Supplied records>
- - - - -
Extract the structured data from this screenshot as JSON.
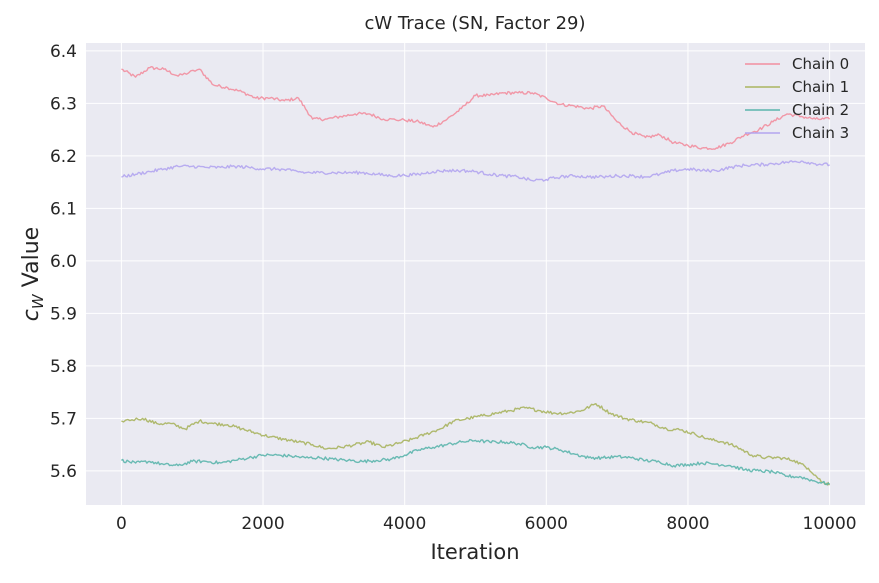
{
  "chart_data": {
    "type": "line",
    "title": "cW Trace (SN, Factor 29)",
    "xlabel": "Iteration",
    "ylabel_symbol": "c",
    "ylabel_subscript": "W",
    "ylabel_suffix": " Value",
    "xlim": [
      -500,
      10500
    ],
    "ylim": [
      5.535,
      6.415
    ],
    "x_ticks": [
      0,
      2000,
      4000,
      6000,
      8000,
      10000
    ],
    "y_ticks": [
      5.6,
      5.7,
      5.8,
      5.9,
      6.0,
      6.1,
      6.2,
      6.3,
      6.4
    ],
    "grid": true,
    "legend_position": "top-right",
    "colors": {
      "background": "#eaeaf2",
      "grid": "#ffffff",
      "text": "#262626"
    },
    "series": [
      {
        "name": "Chain 0",
        "color": "#f28e9f",
        "points": [
          [
            0,
            6.365
          ],
          [
            200,
            6.35
          ],
          [
            400,
            6.368
          ],
          [
            600,
            6.365
          ],
          [
            800,
            6.352
          ],
          [
            1100,
            6.365
          ],
          [
            1300,
            6.335
          ],
          [
            1500,
            6.33
          ],
          [
            1700,
            6.322
          ],
          [
            1900,
            6.31
          ],
          [
            2100,
            6.31
          ],
          [
            2300,
            6.305
          ],
          [
            2500,
            6.31
          ],
          [
            2700,
            6.27
          ],
          [
            2900,
            6.27
          ],
          [
            3100,
            6.275
          ],
          [
            3300,
            6.28
          ],
          [
            3500,
            6.28
          ],
          [
            3700,
            6.27
          ],
          [
            4000,
            6.268
          ],
          [
            4200,
            6.265
          ],
          [
            4400,
            6.255
          ],
          [
            4600,
            6.27
          ],
          [
            4800,
            6.29
          ],
          [
            5000,
            6.315
          ],
          [
            5200,
            6.315
          ],
          [
            5400,
            6.32
          ],
          [
            5600,
            6.32
          ],
          [
            5800,
            6.32
          ],
          [
            6000,
            6.31
          ],
          [
            6200,
            6.298
          ],
          [
            6400,
            6.295
          ],
          [
            6600,
            6.29
          ],
          [
            6800,
            6.295
          ],
          [
            7000,
            6.265
          ],
          [
            7200,
            6.245
          ],
          [
            7400,
            6.235
          ],
          [
            7600,
            6.24
          ],
          [
            7800,
            6.225
          ],
          [
            8000,
            6.22
          ],
          [
            8200,
            6.215
          ],
          [
            8400,
            6.215
          ],
          [
            8600,
            6.225
          ],
          [
            8800,
            6.24
          ],
          [
            9000,
            6.25
          ],
          [
            9200,
            6.265
          ],
          [
            9400,
            6.28
          ],
          [
            9600,
            6.275
          ],
          [
            9800,
            6.27
          ],
          [
            10000,
            6.27
          ]
        ]
      },
      {
        "name": "Chain 1",
        "color": "#a9b45f",
        "points": [
          [
            0,
            5.695
          ],
          [
            300,
            5.7
          ],
          [
            500,
            5.69
          ],
          [
            700,
            5.69
          ],
          [
            900,
            5.68
          ],
          [
            1100,
            5.695
          ],
          [
            1300,
            5.69
          ],
          [
            1500,
            5.688
          ],
          [
            1700,
            5.68
          ],
          [
            1900,
            5.672
          ],
          [
            2100,
            5.665
          ],
          [
            2300,
            5.66
          ],
          [
            2500,
            5.655
          ],
          [
            2700,
            5.65
          ],
          [
            2900,
            5.642
          ],
          [
            3100,
            5.645
          ],
          [
            3300,
            5.65
          ],
          [
            3500,
            5.655
          ],
          [
            3700,
            5.645
          ],
          [
            3900,
            5.652
          ],
          [
            4100,
            5.66
          ],
          [
            4300,
            5.67
          ],
          [
            4500,
            5.68
          ],
          [
            4700,
            5.695
          ],
          [
            4900,
            5.7
          ],
          [
            5100,
            5.705
          ],
          [
            5300,
            5.71
          ],
          [
            5500,
            5.715
          ],
          [
            5700,
            5.72
          ],
          [
            5900,
            5.715
          ],
          [
            6100,
            5.71
          ],
          [
            6300,
            5.71
          ],
          [
            6500,
            5.715
          ],
          [
            6700,
            5.728
          ],
          [
            6900,
            5.71
          ],
          [
            7100,
            5.7
          ],
          [
            7300,
            5.695
          ],
          [
            7500,
            5.69
          ],
          [
            7700,
            5.68
          ],
          [
            7900,
            5.678
          ],
          [
            8100,
            5.67
          ],
          [
            8300,
            5.66
          ],
          [
            8500,
            5.655
          ],
          [
            8700,
            5.645
          ],
          [
            8900,
            5.63
          ],
          [
            9100,
            5.625
          ],
          [
            9300,
            5.625
          ],
          [
            9500,
            5.62
          ],
          [
            9700,
            5.605
          ],
          [
            9900,
            5.578
          ],
          [
            10000,
            5.575
          ]
        ]
      },
      {
        "name": "Chain 2",
        "color": "#5bb5ac",
        "points": [
          [
            0,
            5.62
          ],
          [
            200,
            5.615
          ],
          [
            400,
            5.618
          ],
          [
            600,
            5.612
          ],
          [
            800,
            5.61
          ],
          [
            1000,
            5.618
          ],
          [
            1200,
            5.618
          ],
          [
            1400,
            5.615
          ],
          [
            1600,
            5.62
          ],
          [
            1800,
            5.625
          ],
          [
            2000,
            5.63
          ],
          [
            2200,
            5.63
          ],
          [
            2400,
            5.628
          ],
          [
            2600,
            5.625
          ],
          [
            2800,
            5.625
          ],
          [
            3000,
            5.622
          ],
          [
            3200,
            5.62
          ],
          [
            3400,
            5.618
          ],
          [
            3600,
            5.62
          ],
          [
            3800,
            5.622
          ],
          [
            4000,
            5.63
          ],
          [
            4200,
            5.64
          ],
          [
            4400,
            5.645
          ],
          [
            4600,
            5.65
          ],
          [
            4800,
            5.655
          ],
          [
            5000,
            5.658
          ],
          [
            5200,
            5.655
          ],
          [
            5400,
            5.655
          ],
          [
            5600,
            5.652
          ],
          [
            5800,
            5.645
          ],
          [
            6000,
            5.645
          ],
          [
            6200,
            5.64
          ],
          [
            6400,
            5.632
          ],
          [
            6600,
            5.625
          ],
          [
            6800,
            5.625
          ],
          [
            7000,
            5.627
          ],
          [
            7200,
            5.625
          ],
          [
            7400,
            5.62
          ],
          [
            7600,
            5.617
          ],
          [
            7800,
            5.61
          ],
          [
            8000,
            5.612
          ],
          [
            8200,
            5.615
          ],
          [
            8400,
            5.613
          ],
          [
            8600,
            5.61
          ],
          [
            8800,
            5.602
          ],
          [
            9000,
            5.6
          ],
          [
            9200,
            5.598
          ],
          [
            9400,
            5.59
          ],
          [
            9600,
            5.588
          ],
          [
            9800,
            5.58
          ],
          [
            10000,
            5.575
          ]
        ]
      },
      {
        "name": "Chain 3",
        "color": "#b3a5f0",
        "points": [
          [
            0,
            6.16
          ],
          [
            200,
            6.165
          ],
          [
            400,
            6.17
          ],
          [
            600,
            6.175
          ],
          [
            800,
            6.18
          ],
          [
            1000,
            6.18
          ],
          [
            1200,
            6.178
          ],
          [
            1400,
            6.178
          ],
          [
            1600,
            6.18
          ],
          [
            1800,
            6.178
          ],
          [
            2000,
            6.175
          ],
          [
            2200,
            6.175
          ],
          [
            2400,
            6.172
          ],
          [
            2600,
            6.168
          ],
          [
            2800,
            6.168
          ],
          [
            3000,
            6.168
          ],
          [
            3200,
            6.168
          ],
          [
            3400,
            6.168
          ],
          [
            3600,
            6.165
          ],
          [
            3800,
            6.162
          ],
          [
            4000,
            6.163
          ],
          [
            4200,
            6.165
          ],
          [
            4400,
            6.17
          ],
          [
            4600,
            6.172
          ],
          [
            4800,
            6.172
          ],
          [
            5000,
            6.17
          ],
          [
            5200,
            6.165
          ],
          [
            5400,
            6.162
          ],
          [
            5600,
            6.16
          ],
          [
            5800,
            6.153
          ],
          [
            6000,
            6.155
          ],
          [
            6200,
            6.16
          ],
          [
            6400,
            6.162
          ],
          [
            6600,
            6.16
          ],
          [
            6800,
            6.16
          ],
          [
            7000,
            6.162
          ],
          [
            7200,
            6.162
          ],
          [
            7400,
            6.16
          ],
          [
            7600,
            6.165
          ],
          [
            7800,
            6.172
          ],
          [
            8000,
            6.175
          ],
          [
            8200,
            6.172
          ],
          [
            8400,
            6.172
          ],
          [
            8600,
            6.178
          ],
          [
            8800,
            6.182
          ],
          [
            9000,
            6.183
          ],
          [
            9200,
            6.185
          ],
          [
            9400,
            6.188
          ],
          [
            9600,
            6.19
          ],
          [
            9800,
            6.185
          ],
          [
            10000,
            6.183
          ]
        ]
      }
    ]
  }
}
- - - - -
Short exercise>
Extract every line above that contains the word "name".

Written response>
        "name": "Chain 0",
        "name": "Chain 1",
        "name": "Chain 2",
        "name": "Chain 3",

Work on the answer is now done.